**Aim of the exercise**
Retype exactly and only the lines from the one that contains "Transcribe the text in this document." through the final line of the data; pictures are left out.

**Data excerpts**
__________________________________________________

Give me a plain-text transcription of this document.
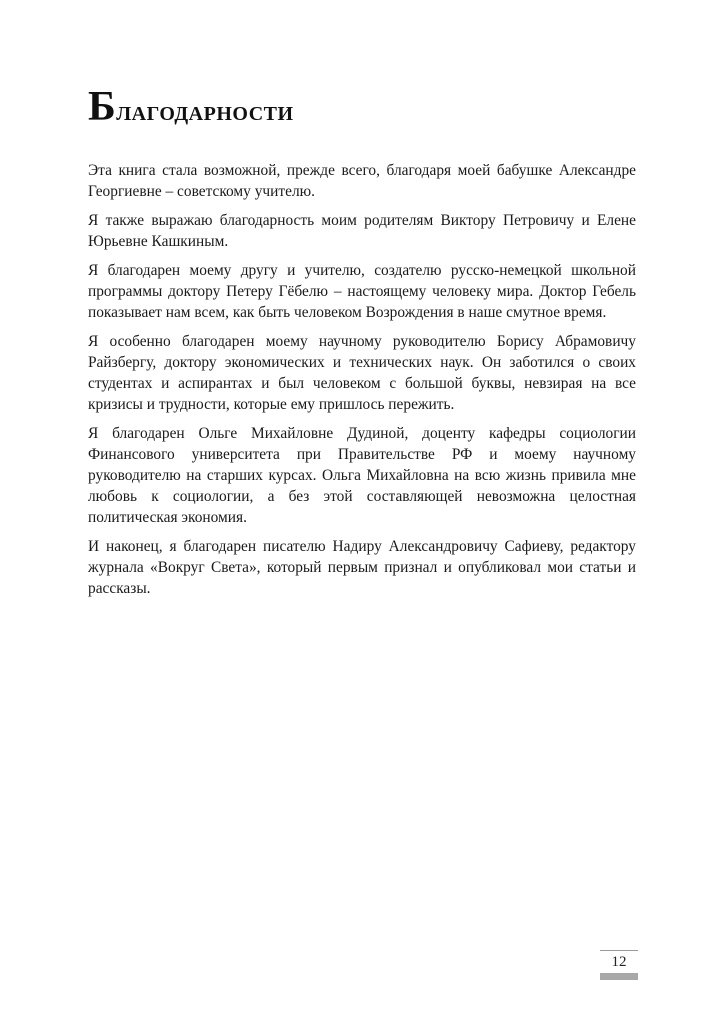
Благодарности

Эта книга стала возможной, прежде всего, благодаря моей бабушке Александре Георгиевне – советскому учителю.

Я также выражаю благодарность моим родителям Виктору Петровичу и Елене Юрьевне Кашкиным.

Я благодарен моему другу и учителю, создателю русско-немецкой школьной программы доктору Петеру Гёбелю – настоящему человеку мира. Доктор Гебель показывает нам всем, как быть человеком Возрождения в наше смутное время.

Я особенно благодарен моему научному руководителю Борису Абрамовичу Райзбергу, доктору экономических и технических наук. Он заботился о своих студентах и аспирантах и был человеком с большой буквы, невзирая на все кризисы и трудности, которые ему пришлось пережить.

Я благодарен Ольге Михайловне Дудиной, доценту кафедры социологии Финансового университета при Правительстве РФ и моему научному руководителю на старших курсах. Ольга Михайловна на всю жизнь привила мне любовь к социологии, а без этой составляющей невозможна целостная политическая экономия.

И наконец, я благодарен писателю Надиру Александровичу Сафиеву, редактору журнала «Вокруг Света», который первым признал и опубликовал мои статьи и рассказы.

12
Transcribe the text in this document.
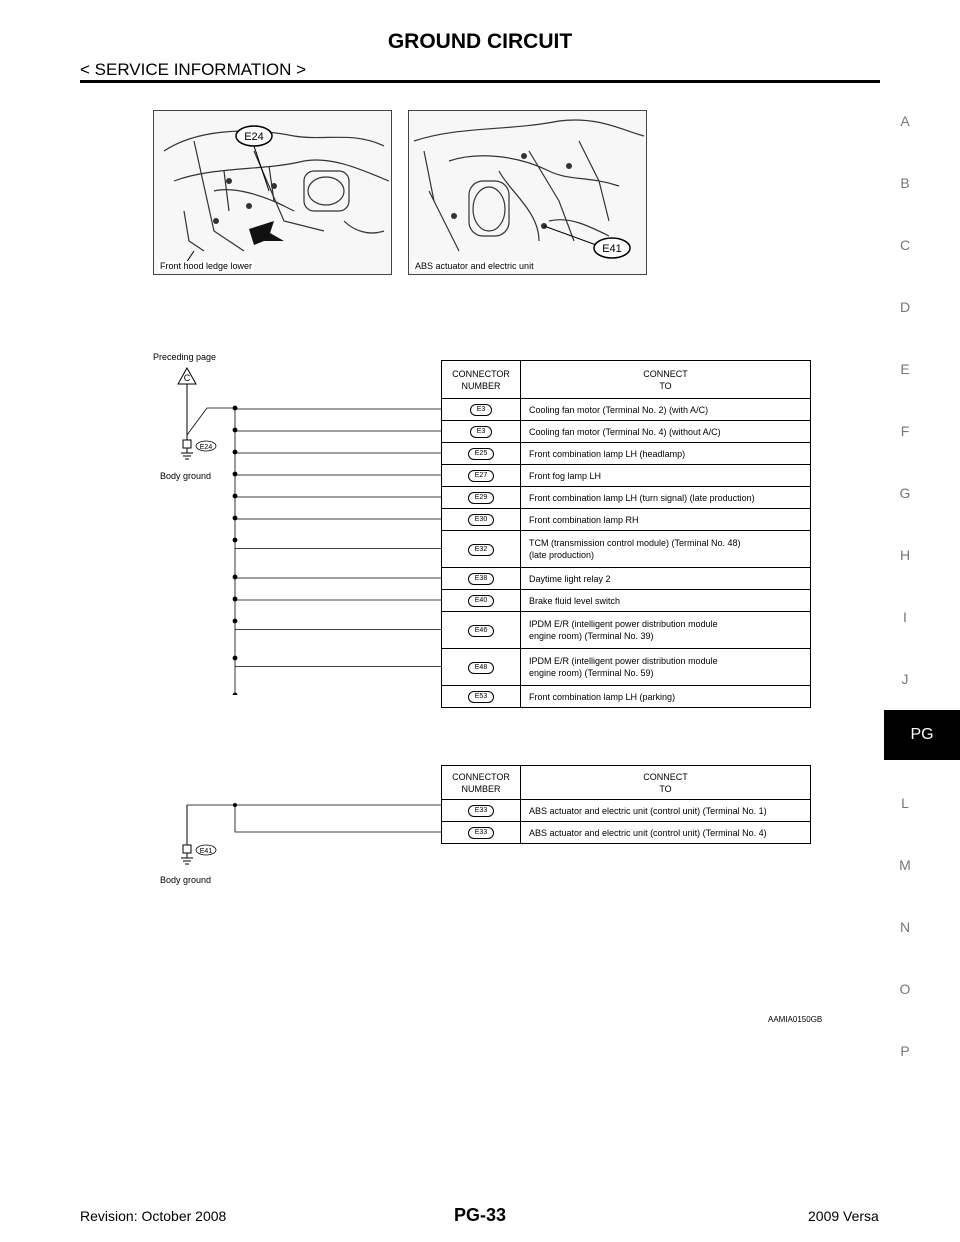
GROUND CIRCUIT
< SERVICE INFORMATION >
A
B
C
D
E
F
G
H
I
J
L
M
N
O
P
PG
E24
Front hood ledge lower
E41
ABS actuator and electric unit
Preceding page
C
E24
Body ground
CONNECTOR
NUMBER	CONNECT
TO
E3	Cooling fan motor (Terminal No. 2) (with A/C)
E3	Cooling fan motor (Terminal No. 4) (without A/C)
E25	Front combination lamp LH (headlamp)
E27	Front fog lamp LH
E29	Front combination lamp LH (turn signal) (late production)
E30	Front combination lamp RH
E32	TCM (transmission control module) (Terminal No. 48)
(late production)
E38	Daytime light relay 2
E40	Brake fluid level switch
E46	IPDM E/R (intelligent power distribution module
engine room) (Terminal No. 39)
E48	IPDM E/R (intelligent power distribution module
engine room) (Terminal No. 59)
E53	Front combination lamp LH (parking)
E41
Body ground
CONNECTOR
NUMBER	CONNECT
TO
E33	ABS actuator and electric unit (control unit) (Terminal No. 1)
E33	ABS actuator and electric unit (control unit) (Terminal No. 4)
AAMIA0150GB
Revision: October 2008	PG-33	2009 Versa
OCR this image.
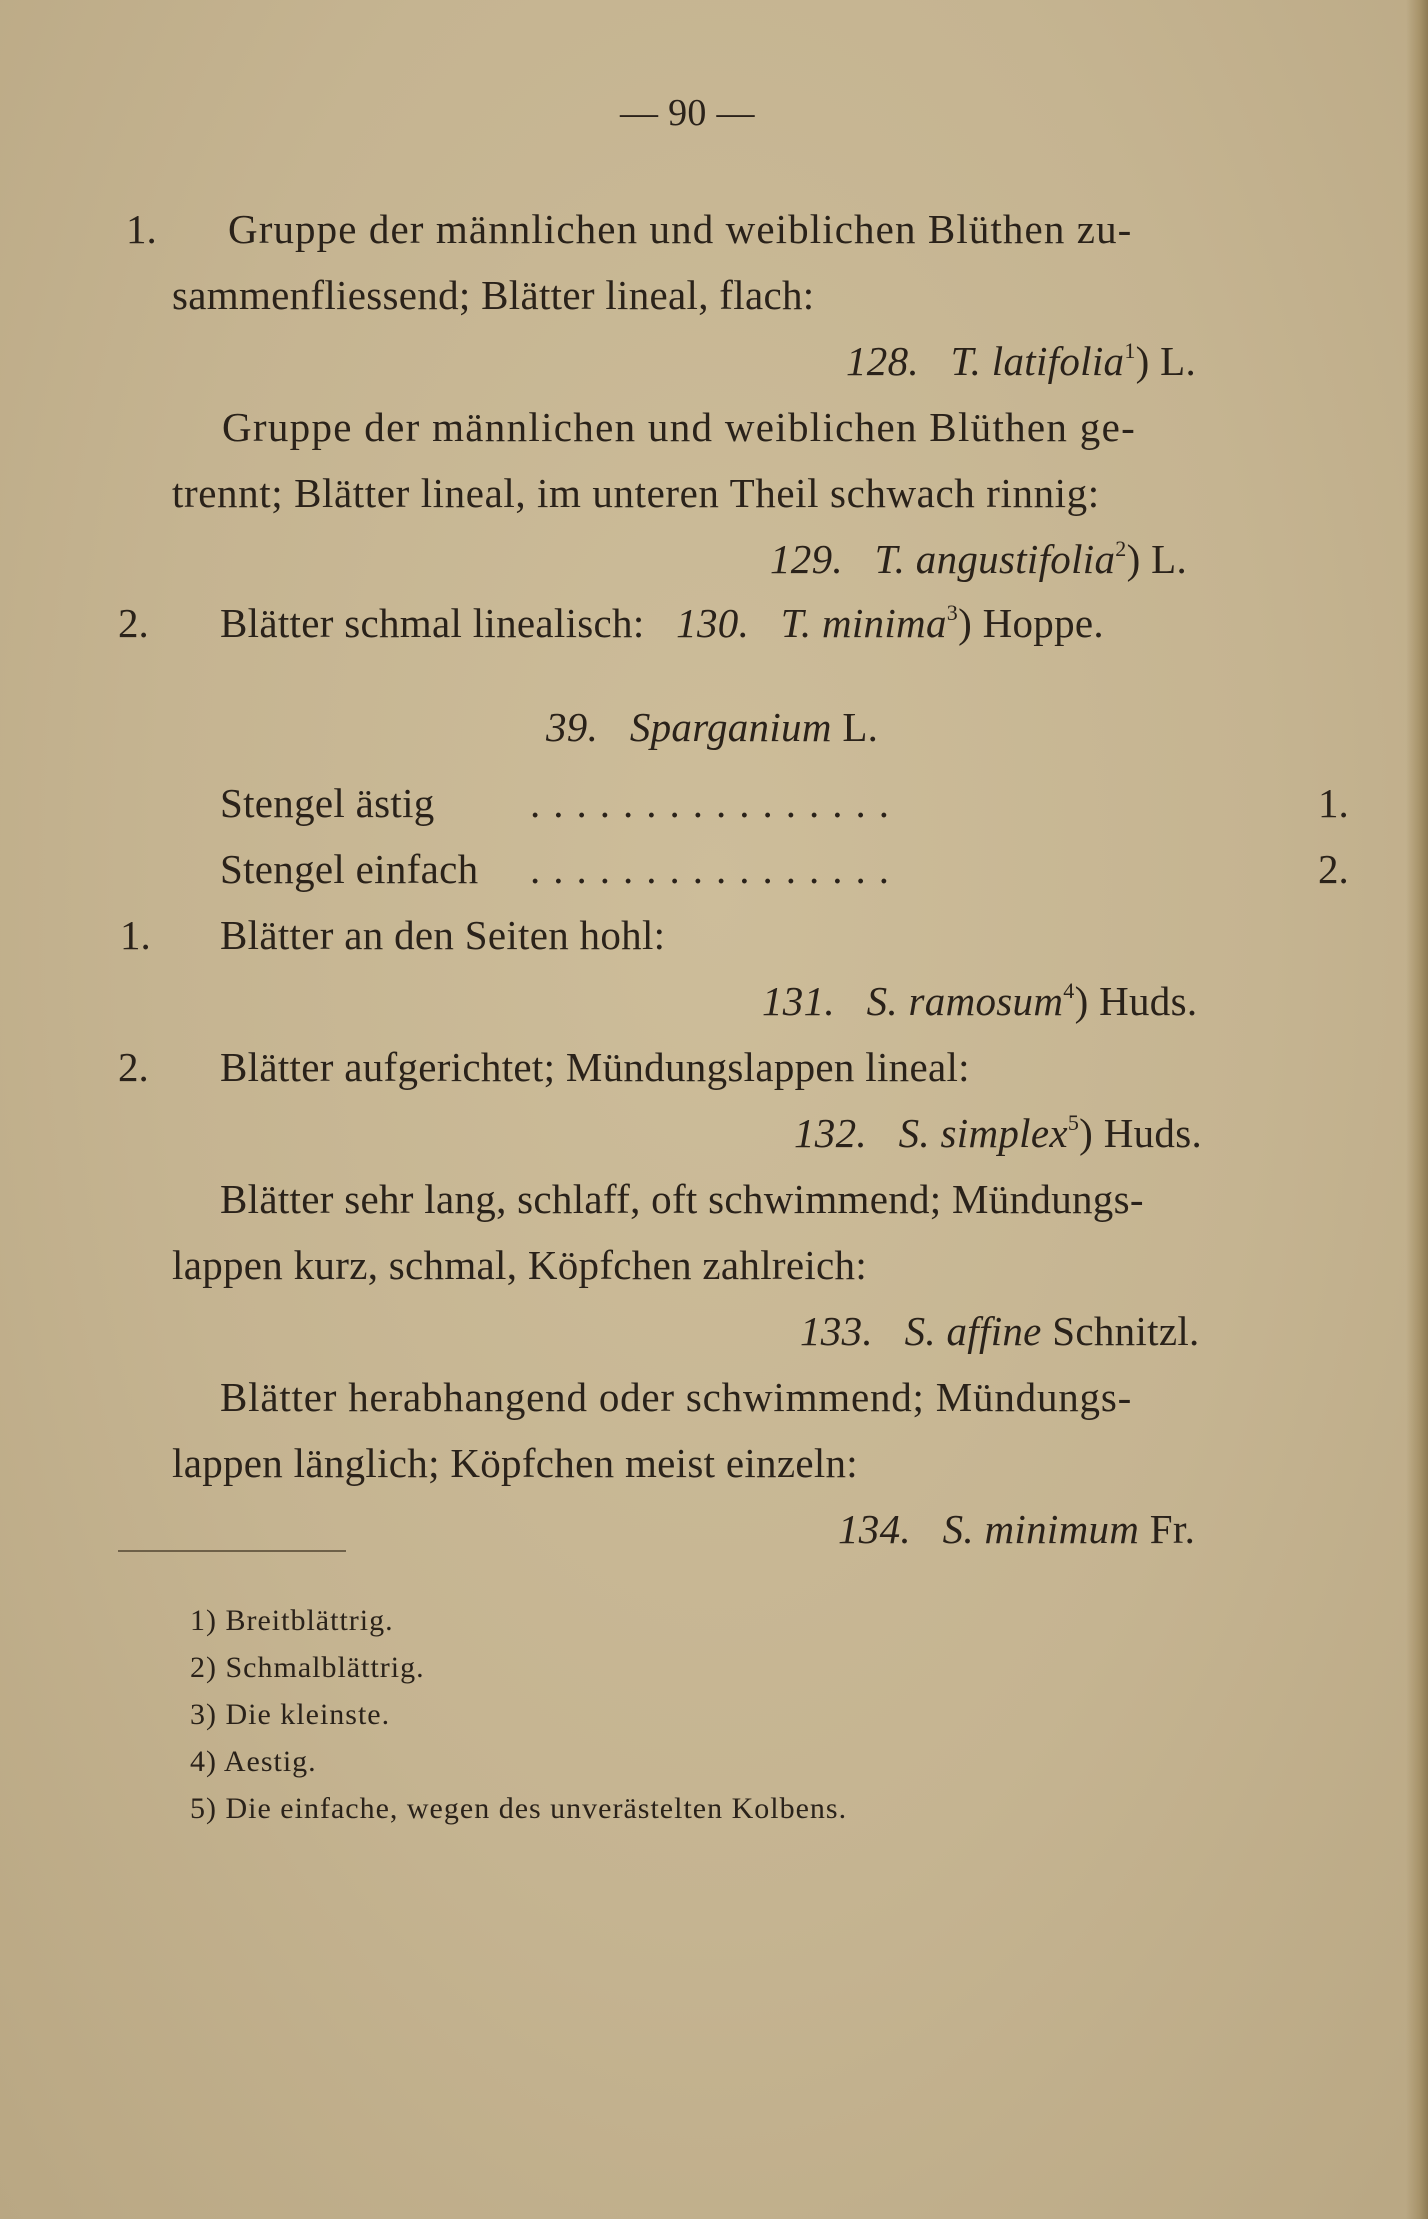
— 90 —
1. Gruppe der männlichen und weiblichen Blüthen zu-
sammenfliessend; Blätter lineal, flach:
128. T. latifolia$^1$) L.
Gruppe der männlichen und weiblichen Blüthen ge-
trennt; Blätter lineal, im unteren Theil schwach rinnig:
129. T. angustifolia$^2$) L.
2. Blätter schmal linealisch: 130. T. minima$^3$) Hoppe.
39. Sparganium L.
Stengel ästig ................	1.
Stengel einfach ................	2.
1. Blätter an den Seiten hohl:
131. S. ramosum$^4$) Huds.
2. Blätter aufgerichtet; Mündungslappen lineal:
132. S. simplex$^5$) Huds.
Blätter sehr lang, schlaff, oft schwimmend; Mündungs-
lappen kurz, schmal, Köpfchen zahlreich:
133. S. affine Schnitzl.
Blätter herabhangend oder schwimmend; Mündungs-
lappen länglich; Köpfchen meist einzeln:
134. S. minimum Fr.
1) Breitblättrig.
2) Schmalblättrig.
3) Die kleinste.
4) Aestig.
5) Die einfache, wegen des unverästelten Kolbens.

__________________________________________________

**Exercise answer**
Transcribe the text in this document.
GROUND CIRCUIT
< SERVICE INFORMATION >
A
B
C
D
E
F
G
H
I
J
L
M
N
O
P
PG
E24
Front hood ledge lower
E41
ABS actuator and electric unit
Preceding page
C
E24
Body ground
CONNECTOR
NUMBER	CONNECT
TO
E3	Cooling fan motor (Terminal No. 2) (with A/C)
E3	Cooling fan motor (Terminal No. 4) (without A/C)
E25	Front combination lamp LH (headlamp)
E27	Front fog lamp LH
E29	Front combination lamp LH (turn signal) (late production)
E30	Front combination lamp RH
E32	TCM (transmission control module) (Terminal No. 48)
(late production)
E38	Daytime light relay 2
E40	Brake fluid level switch
E46	IPDM E/R (intelligent power distribution module
engine room) (Terminal No. 39)
E48	IPDM E/R (intelligent power distribution module
engine room) (Terminal No. 59)
E53	Front combination lamp LH (parking)
E41
Body ground
CONNECTOR
NUMBER	CONNECT
TO
E33	ABS actuator and electric unit (control unit) (Terminal No. 1)
E33	ABS actuator and electric unit (control unit) (Terminal No. 4)
AAMIA0150GB
Revision: October 2008	PG-33	2009 Versa
OCR this image.
— 90 —
1. Gruppe der männlichen und weiblichen Blüthen zu-
sammenfliessend; Blätter lineal, flach:
128. T. latifolia$^1$) L.
Gruppe der männlichen und weiblichen Blüthen ge-
trennt; Blätter lineal, im unteren Theil schwach rinnig:
129. T. angustifolia$^2$) L.
2. Blätter schmal linealisch: 130. T. minima$^3$) Hoppe.
39. Sparganium L.
Stengel ästig ................	1.
Stengel einfach ................	2.
1. Blätter an den Seiten hohl:
131. S. ramosum$^4$) Huds.
2. Blätter aufgerichtet; Mündungslappen lineal:
132. S. simplex$^5$) Huds.
Blätter sehr lang, schlaff, oft schwimmend; Mündungs-
lappen kurz, schmal, Köpfchen zahlreich:
133. S. affine Schnitzl.
Blätter herabhangend oder schwimmend; Mündungs-
lappen länglich; Köpfchen meist einzeln:
134. S. minimum Fr.
1) Breitblättrig.
2) Schmalblättrig.
3) Die kleinste.
4) Aestig.
5) Die einfache, wegen des unverästelten Kolbens.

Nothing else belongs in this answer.